Layout dataset records
====================
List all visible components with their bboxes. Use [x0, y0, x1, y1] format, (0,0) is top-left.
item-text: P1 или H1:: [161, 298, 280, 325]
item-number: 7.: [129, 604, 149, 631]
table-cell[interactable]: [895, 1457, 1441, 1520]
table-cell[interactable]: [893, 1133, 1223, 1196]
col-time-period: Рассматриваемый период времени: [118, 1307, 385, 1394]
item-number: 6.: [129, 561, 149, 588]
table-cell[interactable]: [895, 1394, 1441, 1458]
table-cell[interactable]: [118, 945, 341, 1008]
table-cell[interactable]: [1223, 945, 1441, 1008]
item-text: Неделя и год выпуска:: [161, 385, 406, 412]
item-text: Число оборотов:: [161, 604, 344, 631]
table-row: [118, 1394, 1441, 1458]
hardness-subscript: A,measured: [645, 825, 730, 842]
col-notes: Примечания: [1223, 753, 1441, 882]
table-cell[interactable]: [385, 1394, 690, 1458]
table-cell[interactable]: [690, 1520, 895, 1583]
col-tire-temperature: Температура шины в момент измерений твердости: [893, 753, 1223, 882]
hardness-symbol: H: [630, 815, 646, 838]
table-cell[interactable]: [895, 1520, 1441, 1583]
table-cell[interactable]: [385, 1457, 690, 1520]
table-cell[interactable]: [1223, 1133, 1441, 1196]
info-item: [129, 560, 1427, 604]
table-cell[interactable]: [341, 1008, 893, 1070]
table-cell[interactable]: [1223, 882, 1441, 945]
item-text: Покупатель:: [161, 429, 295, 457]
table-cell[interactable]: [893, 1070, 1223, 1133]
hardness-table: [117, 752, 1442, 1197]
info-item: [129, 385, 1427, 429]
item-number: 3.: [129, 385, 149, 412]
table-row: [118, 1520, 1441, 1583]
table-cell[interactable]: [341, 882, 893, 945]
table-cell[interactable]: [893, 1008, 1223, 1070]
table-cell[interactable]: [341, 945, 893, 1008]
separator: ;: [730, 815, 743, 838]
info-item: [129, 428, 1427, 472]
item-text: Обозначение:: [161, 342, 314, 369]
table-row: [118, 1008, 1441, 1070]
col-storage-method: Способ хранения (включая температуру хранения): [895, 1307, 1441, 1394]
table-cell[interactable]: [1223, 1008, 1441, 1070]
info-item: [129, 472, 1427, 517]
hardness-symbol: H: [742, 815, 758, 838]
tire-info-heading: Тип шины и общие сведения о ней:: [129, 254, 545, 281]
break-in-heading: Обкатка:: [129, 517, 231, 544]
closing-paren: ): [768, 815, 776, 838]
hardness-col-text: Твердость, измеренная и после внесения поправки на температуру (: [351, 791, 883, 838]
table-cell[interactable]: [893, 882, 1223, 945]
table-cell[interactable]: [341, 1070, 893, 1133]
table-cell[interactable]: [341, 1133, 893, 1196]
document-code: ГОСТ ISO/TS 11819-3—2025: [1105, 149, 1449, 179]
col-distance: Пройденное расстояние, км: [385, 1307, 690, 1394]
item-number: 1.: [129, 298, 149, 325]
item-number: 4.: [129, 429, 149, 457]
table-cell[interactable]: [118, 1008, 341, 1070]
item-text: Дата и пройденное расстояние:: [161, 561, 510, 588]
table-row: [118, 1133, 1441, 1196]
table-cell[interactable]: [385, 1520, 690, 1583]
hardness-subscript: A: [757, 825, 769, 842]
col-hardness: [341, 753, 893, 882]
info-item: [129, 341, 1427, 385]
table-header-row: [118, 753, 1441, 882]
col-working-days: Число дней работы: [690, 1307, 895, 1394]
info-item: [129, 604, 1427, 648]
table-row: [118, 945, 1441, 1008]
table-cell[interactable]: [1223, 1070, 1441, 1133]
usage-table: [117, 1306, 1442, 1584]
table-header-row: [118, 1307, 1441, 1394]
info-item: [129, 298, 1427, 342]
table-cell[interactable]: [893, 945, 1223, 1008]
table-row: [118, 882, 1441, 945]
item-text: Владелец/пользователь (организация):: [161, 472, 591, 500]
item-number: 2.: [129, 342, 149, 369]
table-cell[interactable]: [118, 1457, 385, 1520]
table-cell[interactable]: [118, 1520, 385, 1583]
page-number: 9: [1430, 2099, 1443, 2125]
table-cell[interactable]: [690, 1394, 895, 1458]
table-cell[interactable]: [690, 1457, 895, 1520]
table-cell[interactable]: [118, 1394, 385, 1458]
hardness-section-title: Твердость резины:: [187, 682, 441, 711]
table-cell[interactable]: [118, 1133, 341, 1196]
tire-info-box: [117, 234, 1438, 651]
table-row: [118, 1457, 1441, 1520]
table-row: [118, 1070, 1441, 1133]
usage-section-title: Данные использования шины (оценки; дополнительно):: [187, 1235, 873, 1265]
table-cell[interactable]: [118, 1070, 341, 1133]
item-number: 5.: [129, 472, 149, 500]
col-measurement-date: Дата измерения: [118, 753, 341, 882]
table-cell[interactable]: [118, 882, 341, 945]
====================
Reproduce the records verbatim, beginning with their first line and stopping after the line that contains "separator: ;: [730, 815, 743, 838]".

List all visible components with their bboxes. Use [x0, y0, x1, y1] format, (0,0) is top-left.
item-text: P1 или H1:: [161, 298, 280, 325]
item-number: 7.: [129, 604, 149, 631]
table-cell[interactable]: [895, 1457, 1441, 1520]
table-cell[interactable]: [893, 1133, 1223, 1196]
col-time-period: Рассматриваемый период времени: [118, 1307, 385, 1394]
item-number: 6.: [129, 561, 149, 588]
table-cell[interactable]: [895, 1394, 1441, 1458]
table-cell[interactable]: [118, 945, 341, 1008]
table-cell[interactable]: [1223, 945, 1441, 1008]
item-text: Неделя и год выпуска:: [161, 385, 406, 412]
item-text: Число оборотов:: [161, 604, 344, 631]
table-row: [118, 1394, 1441, 1458]
hardness-subscript: A,measured: [645, 825, 730, 842]
col-notes: Примечания: [1223, 753, 1441, 882]
table-cell[interactable]: [385, 1394, 690, 1458]
table-cell[interactable]: [690, 1520, 895, 1583]
col-tire-temperature: Температура шины в момент измерений твердости: [893, 753, 1223, 882]
hardness-symbol: H: [630, 815, 646, 838]
table-cell[interactable]: [895, 1520, 1441, 1583]
table-cell[interactable]: [385, 1457, 690, 1520]
table-cell[interactable]: [1223, 1133, 1441, 1196]
info-item: [129, 560, 1427, 604]
table-cell[interactable]: [341, 1008, 893, 1070]
table-cell[interactable]: [1223, 882, 1441, 945]
item-text: Покупатель:: [161, 429, 295, 457]
table-cell[interactable]: [893, 1070, 1223, 1133]
hardness-table: [117, 752, 1442, 1197]
info-item: [129, 385, 1427, 429]
item-number: 3.: [129, 385, 149, 412]
table-row: [118, 1520, 1441, 1583]
table-cell[interactable]: [341, 882, 893, 945]
table-cell[interactable]: [893, 1008, 1223, 1070]
table-cell[interactable]: [341, 945, 893, 1008]
separator: ;: [730, 815, 743, 838]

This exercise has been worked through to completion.